Records from a data collection
---------------

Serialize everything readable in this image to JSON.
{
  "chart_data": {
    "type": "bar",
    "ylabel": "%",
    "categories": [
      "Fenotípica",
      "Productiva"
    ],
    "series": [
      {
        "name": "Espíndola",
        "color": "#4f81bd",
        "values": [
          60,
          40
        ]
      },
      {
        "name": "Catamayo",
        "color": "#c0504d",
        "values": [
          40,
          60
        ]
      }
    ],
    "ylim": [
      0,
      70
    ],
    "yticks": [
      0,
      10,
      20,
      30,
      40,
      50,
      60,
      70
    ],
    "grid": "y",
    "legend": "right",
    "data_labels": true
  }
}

---------------

__WORK INSTRUCTIONS__.
Extract each entry in full and write it down exactly.

__RESULT__.
Serialize everything readable in this image to JSON.
{
  "chart_data": {
    "type": "bar",
    "ylabel": "%",
    "categories": [
      "Fenotípica",
      "Productiva"
    ],
    "series": [
      {
        "name": "Espíndola",
        "color": "#4f81bd",
        "values": [
          60,
          40
        ]
      },
      {
        "name": "Catamayo",
        "color": "#c0504d",
        "values": [
          40,
          60
        ]
      }
    ],
    "ylim": [
      0,
      70
    ],
    "yticks": [
      0,
      10,
      20,
      30,
      40,
      50,
      60,
      70
    ],
    "grid": "y",
    "legend": "right",
    "data_labels": true
  }
}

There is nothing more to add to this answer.